• [WHAT IS EXPECTED]: Take every line where the string "Сбалансированная" appears and copy it.
········
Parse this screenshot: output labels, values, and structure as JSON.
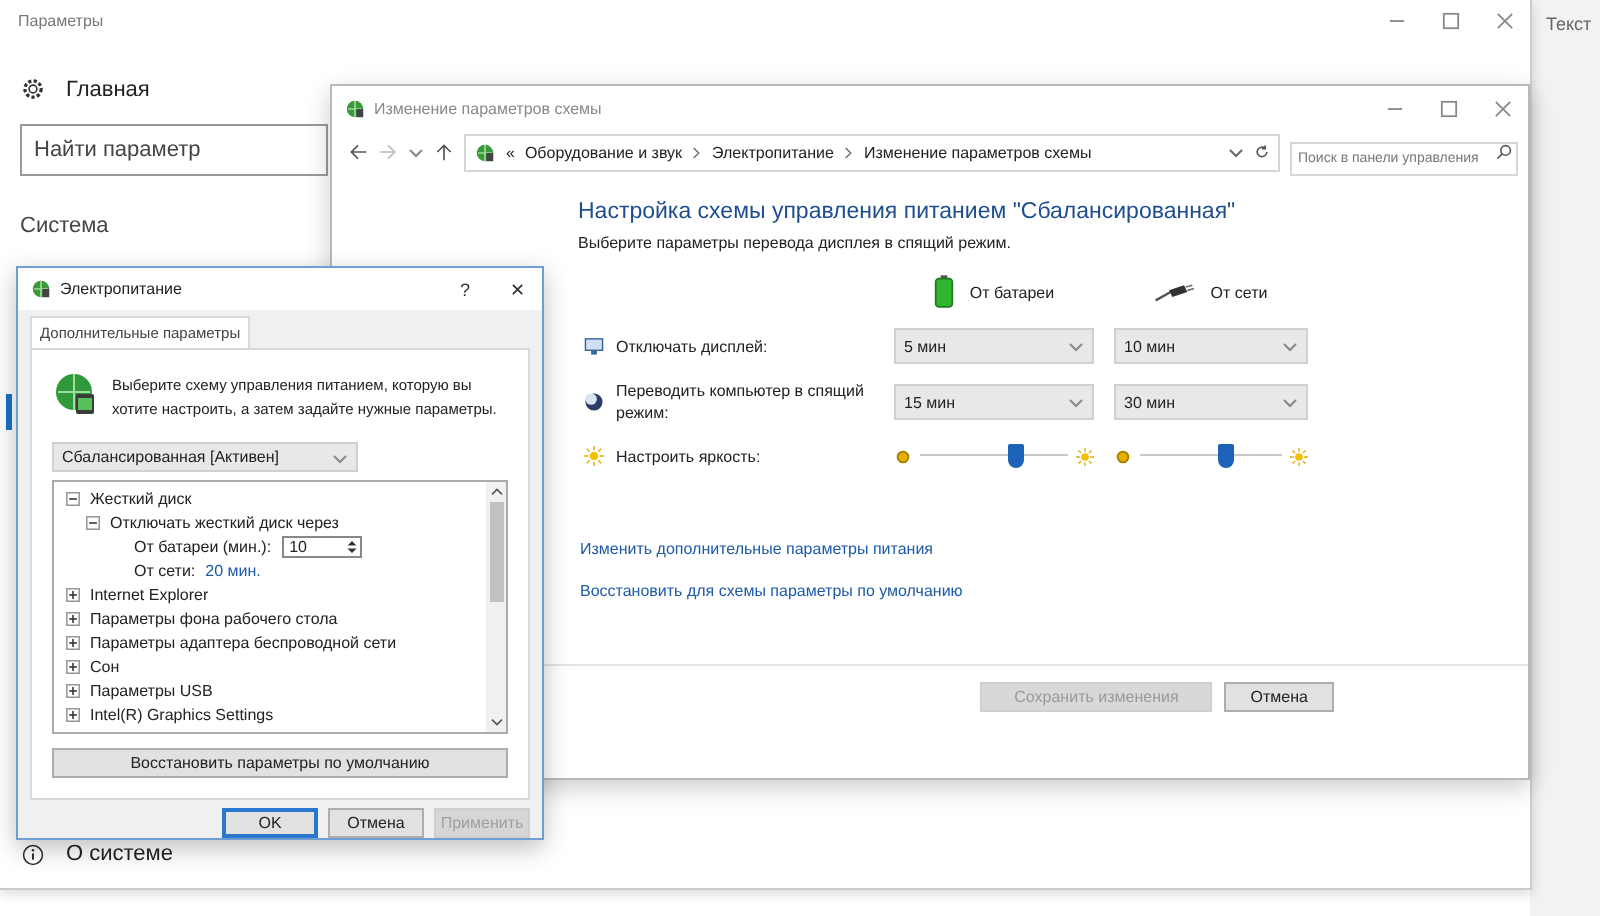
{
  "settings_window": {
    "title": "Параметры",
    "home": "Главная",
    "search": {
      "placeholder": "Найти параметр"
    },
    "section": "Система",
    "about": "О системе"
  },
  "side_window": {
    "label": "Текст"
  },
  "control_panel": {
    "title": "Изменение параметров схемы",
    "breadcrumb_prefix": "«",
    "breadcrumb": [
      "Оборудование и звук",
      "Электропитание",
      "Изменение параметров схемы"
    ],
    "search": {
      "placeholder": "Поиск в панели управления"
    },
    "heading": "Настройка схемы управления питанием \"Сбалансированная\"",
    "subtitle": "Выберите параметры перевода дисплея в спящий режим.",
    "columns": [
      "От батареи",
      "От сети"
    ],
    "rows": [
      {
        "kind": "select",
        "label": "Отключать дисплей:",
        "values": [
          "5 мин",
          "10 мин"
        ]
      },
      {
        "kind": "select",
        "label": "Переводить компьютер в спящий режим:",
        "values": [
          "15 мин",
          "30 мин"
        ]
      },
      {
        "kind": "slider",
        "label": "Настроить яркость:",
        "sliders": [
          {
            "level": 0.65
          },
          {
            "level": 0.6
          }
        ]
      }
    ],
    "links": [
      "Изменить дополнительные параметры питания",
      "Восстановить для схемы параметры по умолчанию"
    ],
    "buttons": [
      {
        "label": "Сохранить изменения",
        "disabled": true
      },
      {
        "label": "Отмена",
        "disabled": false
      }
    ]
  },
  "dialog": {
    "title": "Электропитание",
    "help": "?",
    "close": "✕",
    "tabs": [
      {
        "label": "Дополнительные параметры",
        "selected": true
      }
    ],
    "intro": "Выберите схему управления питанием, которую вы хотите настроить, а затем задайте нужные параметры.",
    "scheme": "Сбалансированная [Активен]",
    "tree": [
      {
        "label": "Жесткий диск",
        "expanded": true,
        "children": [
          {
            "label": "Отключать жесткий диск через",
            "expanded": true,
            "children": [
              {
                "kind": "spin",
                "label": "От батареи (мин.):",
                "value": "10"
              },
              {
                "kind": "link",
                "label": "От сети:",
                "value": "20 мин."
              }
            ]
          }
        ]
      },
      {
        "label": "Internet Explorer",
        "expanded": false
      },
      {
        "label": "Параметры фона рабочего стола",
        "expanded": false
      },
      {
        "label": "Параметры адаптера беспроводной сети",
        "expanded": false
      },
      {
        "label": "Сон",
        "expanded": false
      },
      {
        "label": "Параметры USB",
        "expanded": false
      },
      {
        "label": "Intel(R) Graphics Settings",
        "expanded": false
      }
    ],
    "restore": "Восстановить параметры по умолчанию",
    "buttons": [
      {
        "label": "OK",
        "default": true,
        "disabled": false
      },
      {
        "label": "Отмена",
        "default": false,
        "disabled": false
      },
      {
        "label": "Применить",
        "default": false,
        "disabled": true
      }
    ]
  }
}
········
• [SOLUTION]:
    "heading": "Настройка схемы управления питанием \"Сбалансированная\"",
    "scheme": "Сбалансированная [Активен]",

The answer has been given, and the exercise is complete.